● What to produce: Output every line of the rows below as a JSON list of strings, one string per line, with blank lines skipped and the pictures omitted.

● Input data:

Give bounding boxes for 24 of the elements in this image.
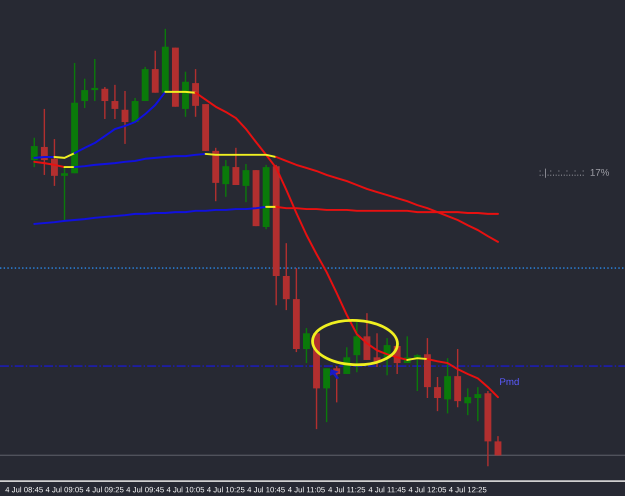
candlestick bbox=[323, 368, 330, 423]
candlestick bbox=[464, 388, 472, 416]
candlestick bbox=[122, 90, 128, 145]
candlestick bbox=[353, 321, 360, 373]
candlestick bbox=[192, 68, 199, 118]
candlestick bbox=[232, 147, 240, 186]
annotation: :.|.:..:..:..:..: 17% bbox=[540, 168, 610, 178]
candlestick bbox=[444, 358, 452, 414]
candlestick bbox=[494, 435, 502, 456]
annotation: Pmd bbox=[500, 378, 519, 386]
candlestick bbox=[152, 50, 159, 94]
candlestick bbox=[414, 354, 421, 392]
candlestick bbox=[364, 312, 370, 361]
candlestick bbox=[242, 163, 250, 203]
candlestick bbox=[51, 138, 58, 187]
candlestick bbox=[282, 242, 290, 311]
candlestick bbox=[61, 166, 68, 222]
candlestick bbox=[222, 159, 230, 198]
candlestick bbox=[81, 78, 88, 109]
candlestick bbox=[111, 84, 118, 120]
candlestick bbox=[101, 86, 108, 120]
candlestick bbox=[303, 327, 310, 364]
candlestick bbox=[434, 376, 441, 412]
candlestick bbox=[474, 386, 482, 422]
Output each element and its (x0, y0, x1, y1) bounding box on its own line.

● Right answer:
[
  "Give bounding boxes for 24 of the elements in this image.",
  "candlestick bbox=[323, 368, 330, 423]",
  "candlestick bbox=[464, 388, 472, 416]",
  "candlestick bbox=[122, 90, 128, 145]",
  "candlestick bbox=[353, 321, 360, 373]",
  "candlestick bbox=[192, 68, 199, 118]",
  "candlestick bbox=[232, 147, 240, 186]",
  "annotation: :.|.:..:..:..:..: 17% bbox=[540, 168, 610, 178]",
  "candlestick bbox=[444, 358, 452, 414]",
  "candlestick bbox=[494, 435, 502, 456]",
  "annotation: Pmd bbox=[500, 378, 519, 386]",
  "candlestick bbox=[152, 50, 159, 94]",
  "candlestick bbox=[414, 354, 421, 392]",
  "candlestick bbox=[364, 312, 370, 361]",
  "candlestick bbox=[242, 163, 250, 203]",
  "candlestick bbox=[51, 138, 58, 187]",
  "candlestick bbox=[282, 242, 290, 311]",
  "candlestick bbox=[61, 166, 68, 222]",
  "candlestick bbox=[222, 159, 230, 198]",
  "candlestick bbox=[81, 78, 88, 109]",
  "candlestick bbox=[111, 84, 118, 120]",
  "candlestick bbox=[101, 86, 108, 120]",
  "candlestick bbox=[303, 327, 310, 364]",
  "candlestick bbox=[434, 376, 441, 412]",
  "candlestick bbox=[474, 386, 482, 422]",
  "Output each element and its (x0, y0, x1, y1) bounding box on its own line."
]